- [WHAT TO PRODUCE] The required output is every record, written out exactly.

****************************************

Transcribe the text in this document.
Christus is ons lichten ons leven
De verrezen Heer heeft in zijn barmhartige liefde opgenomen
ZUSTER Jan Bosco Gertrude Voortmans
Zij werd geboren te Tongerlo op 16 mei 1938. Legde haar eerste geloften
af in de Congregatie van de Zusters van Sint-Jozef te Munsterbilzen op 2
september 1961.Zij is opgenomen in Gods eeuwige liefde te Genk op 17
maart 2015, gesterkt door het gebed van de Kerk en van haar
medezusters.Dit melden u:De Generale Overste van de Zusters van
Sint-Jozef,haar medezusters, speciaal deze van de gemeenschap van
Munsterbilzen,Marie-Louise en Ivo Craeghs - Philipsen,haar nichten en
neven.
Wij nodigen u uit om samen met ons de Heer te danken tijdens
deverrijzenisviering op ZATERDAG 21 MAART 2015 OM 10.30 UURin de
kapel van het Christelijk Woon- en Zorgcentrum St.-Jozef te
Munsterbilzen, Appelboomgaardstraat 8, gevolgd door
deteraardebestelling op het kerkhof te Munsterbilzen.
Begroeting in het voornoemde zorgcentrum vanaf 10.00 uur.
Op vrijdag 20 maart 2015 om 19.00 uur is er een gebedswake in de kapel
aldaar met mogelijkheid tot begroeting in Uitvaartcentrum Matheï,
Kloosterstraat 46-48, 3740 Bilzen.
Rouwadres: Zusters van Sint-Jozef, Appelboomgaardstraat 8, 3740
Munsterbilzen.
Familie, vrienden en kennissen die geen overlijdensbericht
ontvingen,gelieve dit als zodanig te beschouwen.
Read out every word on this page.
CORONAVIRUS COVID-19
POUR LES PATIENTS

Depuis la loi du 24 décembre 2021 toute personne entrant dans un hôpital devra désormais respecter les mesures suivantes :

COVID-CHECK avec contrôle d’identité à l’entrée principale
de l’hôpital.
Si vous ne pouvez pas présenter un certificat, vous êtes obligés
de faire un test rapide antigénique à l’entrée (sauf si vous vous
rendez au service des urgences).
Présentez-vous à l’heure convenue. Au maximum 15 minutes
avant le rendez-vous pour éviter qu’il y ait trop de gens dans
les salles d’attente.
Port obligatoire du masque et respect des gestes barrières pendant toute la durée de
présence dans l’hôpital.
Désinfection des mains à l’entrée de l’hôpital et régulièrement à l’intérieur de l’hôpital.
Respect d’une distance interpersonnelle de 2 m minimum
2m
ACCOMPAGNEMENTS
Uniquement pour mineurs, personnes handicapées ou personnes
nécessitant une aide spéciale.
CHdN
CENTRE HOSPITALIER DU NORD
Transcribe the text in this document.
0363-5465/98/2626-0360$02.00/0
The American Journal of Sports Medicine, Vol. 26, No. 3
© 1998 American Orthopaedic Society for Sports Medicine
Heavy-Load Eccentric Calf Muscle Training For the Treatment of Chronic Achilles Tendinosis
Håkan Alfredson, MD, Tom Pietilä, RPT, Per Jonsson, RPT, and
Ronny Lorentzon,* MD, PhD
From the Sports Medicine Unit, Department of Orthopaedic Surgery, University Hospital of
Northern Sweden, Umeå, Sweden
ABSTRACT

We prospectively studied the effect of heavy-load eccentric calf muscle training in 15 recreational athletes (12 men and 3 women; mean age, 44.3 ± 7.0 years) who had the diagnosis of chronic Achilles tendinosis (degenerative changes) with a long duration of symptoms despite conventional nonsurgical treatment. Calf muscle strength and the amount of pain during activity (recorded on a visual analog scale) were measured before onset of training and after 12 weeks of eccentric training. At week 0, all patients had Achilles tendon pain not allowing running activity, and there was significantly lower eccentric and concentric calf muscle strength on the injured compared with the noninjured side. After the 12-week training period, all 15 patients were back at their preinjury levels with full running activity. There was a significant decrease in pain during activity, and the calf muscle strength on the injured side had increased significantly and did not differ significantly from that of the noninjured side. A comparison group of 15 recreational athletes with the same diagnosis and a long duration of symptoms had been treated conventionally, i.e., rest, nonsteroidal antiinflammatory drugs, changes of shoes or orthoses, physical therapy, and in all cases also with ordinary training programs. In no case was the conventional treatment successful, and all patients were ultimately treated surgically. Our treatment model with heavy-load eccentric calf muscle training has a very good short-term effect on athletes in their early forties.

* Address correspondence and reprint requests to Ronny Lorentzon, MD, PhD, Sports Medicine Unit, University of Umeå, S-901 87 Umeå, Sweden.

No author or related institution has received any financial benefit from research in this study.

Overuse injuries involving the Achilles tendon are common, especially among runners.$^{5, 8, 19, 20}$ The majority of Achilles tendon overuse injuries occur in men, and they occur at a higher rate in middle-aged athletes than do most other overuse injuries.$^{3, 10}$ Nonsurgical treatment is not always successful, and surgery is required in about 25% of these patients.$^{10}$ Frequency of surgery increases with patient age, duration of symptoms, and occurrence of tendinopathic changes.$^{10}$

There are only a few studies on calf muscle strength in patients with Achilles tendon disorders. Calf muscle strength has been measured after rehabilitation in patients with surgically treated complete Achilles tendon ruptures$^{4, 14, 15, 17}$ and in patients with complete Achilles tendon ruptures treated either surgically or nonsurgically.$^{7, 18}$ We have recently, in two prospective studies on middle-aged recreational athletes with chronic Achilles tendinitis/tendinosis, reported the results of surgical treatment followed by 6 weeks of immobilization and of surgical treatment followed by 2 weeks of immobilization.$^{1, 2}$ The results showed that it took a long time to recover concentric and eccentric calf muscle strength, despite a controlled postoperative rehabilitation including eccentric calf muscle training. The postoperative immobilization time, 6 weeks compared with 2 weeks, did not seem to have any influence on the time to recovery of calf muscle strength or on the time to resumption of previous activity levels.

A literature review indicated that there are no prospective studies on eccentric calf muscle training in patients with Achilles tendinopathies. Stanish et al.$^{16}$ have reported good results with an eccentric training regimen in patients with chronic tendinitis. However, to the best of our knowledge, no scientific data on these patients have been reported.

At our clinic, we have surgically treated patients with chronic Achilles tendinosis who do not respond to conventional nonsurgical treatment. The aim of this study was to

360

****************************************

- [OUTPUT FOR THIS TASK]
Transcribe the text in this document.
Christus is ons lichten ons leven
De verrezen Heer heeft in zijn barmhartige liefde opgenomen
ZUSTER Jan Bosco Gertrude Voortmans
Zij werd geboren te Tongerlo op 16 mei 1938. Legde haar eerste geloften
af in de Congregatie van de Zusters van Sint-Jozef te Munsterbilzen op 2
september 1961.Zij is opgenomen in Gods eeuwige liefde te Genk op 17
maart 2015, gesterkt door het gebed van de Kerk en van haar
medezusters.Dit melden u:De Generale Overste van de Zusters van
Sint-Jozef,haar medezusters, speciaal deze van de gemeenschap van
Munsterbilzen,Marie-Louise en Ivo Craeghs - Philipsen,haar nichten en
neven.
Wij nodigen u uit om samen met ons de Heer te danken tijdens
deverrijzenisviering op ZATERDAG 21 MAART 2015 OM 10.30 UURin de
kapel van het Christelijk Woon- en Zorgcentrum St.-Jozef te
Munsterbilzen, Appelboomgaardstraat 8, gevolgd door
deteraardebestelling op het kerkhof te Munsterbilzen.
Begroeting in het voornoemde zorgcentrum vanaf 10.00 uur.
Op vrijdag 20 maart 2015 om 19.00 uur is er een gebedswake in de kapel
aldaar met mogelijkheid tot begroeting in Uitvaartcentrum Matheï,
Kloosterstraat 46-48, 3740 Bilzen.
Rouwadres: Zusters van Sint-Jozef, Appelboomgaardstraat 8, 3740
Munsterbilzen.
Familie, vrienden en kennissen die geen overlijdensbericht
ontvingen,gelieve dit als zodanig te beschouwen.
Read out every word on this page.
CORONAVIRUS COVID-19
POUR LES PATIENTS

Depuis la loi du 24 décembre 2021 toute personne entrant dans un hôpital devra désormais respecter les mesures suivantes :

COVID-CHECK avec contrôle d’identité à l’entrée principale
de l’hôpital.
Si vous ne pouvez pas présenter un certificat, vous êtes obligés
de faire un test rapide antigénique à l’entrée (sauf si vous vous
rendez au service des urgences).
Présentez-vous à l’heure convenue. Au maximum 15 minutes
avant le rendez-vous pour éviter qu’il y ait trop de gens dans
les salles d’attente.
Port obligatoire du masque et respect des gestes barrières pendant toute la durée de
présence dans l’hôpital.
Désinfection des mains à l’entrée de l’hôpital et régulièrement à l’intérieur de l’hôpital.
Respect d’une distance interpersonnelle de 2 m minimum
2m
ACCOMPAGNEMENTS
Uniquement pour mineurs, personnes handicapées ou personnes
nécessitant une aide spéciale.
CHdN
CENTRE HOSPITALIER DU NORD
Transcribe the text in this document.
0363-5465/98/2626-0360$02.00/0
The American Journal of Sports Medicine, Vol. 26, No. 3
© 1998 American Orthopaedic Society for Sports Medicine
Heavy-Load Eccentric Calf Muscle Training For the Treatment of Chronic Achilles Tendinosis
Håkan Alfredson, MD, Tom Pietilä, RPT, Per Jonsson, RPT, and
Ronny Lorentzon,* MD, PhD
From the Sports Medicine Unit, Department of Orthopaedic Surgery, University Hospital of
Northern Sweden, Umeå, Sweden
ABSTRACT

We prospectively studied the effect of heavy-load eccentric calf muscle training in 15 recreational athletes (12 men and 3 women; mean age, 44.3 ± 7.0 years) who had the diagnosis of chronic Achilles tendinosis (degenerative changes) with a long duration of symptoms despite conventional nonsurgical treatment. Calf muscle strength and the amount of pain during activity (recorded on a visual analog scale) were measured before onset of training and after 12 weeks of eccentric training. At week 0, all patients had Achilles tendon pain not allowing running activity, and there was significantly lower eccentric and concentric calf muscle strength on the injured compared with the noninjured side. After the 12-week training period, all 15 patients were back at their preinjury levels with full running activity. There was a significant decrease in pain during activity, and the calf muscle strength on the injured side had increased significantly and did not differ significantly from that of the noninjured side. A comparison group of 15 recreational athletes with the same diagnosis and a long duration of symptoms had been treated conventionally, i.e., rest, nonsteroidal antiinflammatory drugs, changes of shoes or orthoses, physical therapy, and in all cases also with ordinary training programs. In no case was the conventional treatment successful, and all patients were ultimately treated surgically. Our treatment model with heavy-load eccentric calf muscle training has a very good short-term effect on athletes in their early forties.

* Address correspondence and reprint requests to Ronny Lorentzon, MD, PhD, Sports Medicine Unit, University of Umeå, S-901 87 Umeå, Sweden.

No author or related institution has received any financial benefit from research in this study.

Overuse injuries involving the Achilles tendon are common, especially among runners.$^{5, 8, 19, 20}$ The majority of Achilles tendon overuse injuries occur in men, and they occur at a higher rate in middle-aged athletes than do most other overuse injuries.$^{3, 10}$ Nonsurgical treatment is not always successful, and surgery is required in about 25% of these patients.$^{10}$ Frequency of surgery increases with patient age, duration of symptoms, and occurrence of tendinopathic changes.$^{10}$

There are only a few studies on calf muscle strength in patients with Achilles tendon disorders. Calf muscle strength has been measured after rehabilitation in patients with surgically treated complete Achilles tendon ruptures$^{4, 14, 15, 17}$ and in patients with complete Achilles tendon ruptures treated either surgically or nonsurgically.$^{7, 18}$ We have recently, in two prospective studies on middle-aged recreational athletes with chronic Achilles tendinitis/tendinosis, reported the results of surgical treatment followed by 6 weeks of immobilization and of surgical treatment followed by 2 weeks of immobilization.$^{1, 2}$ The results showed that it took a long time to recover concentric and eccentric calf muscle strength, despite a controlled postoperative rehabilitation including eccentric calf muscle training. The postoperative immobilization time, 6 weeks compared with 2 weeks, did not seem to have any influence on the time to recovery of calf muscle strength or on the time to resumption of previous activity levels.

A literature review indicated that there are no prospective studies on eccentric calf muscle training in patients with Achilles tendinopathies. Stanish et al.$^{16}$ have reported good results with an eccentric training regimen in patients with chronic tendinitis. However, to the best of our knowledge, no scientific data on these patients have been reported.

At our clinic, we have surgically treated patients with chronic Achilles tendinosis who do not respond to conventional nonsurgical treatment. The aim of this study was to

360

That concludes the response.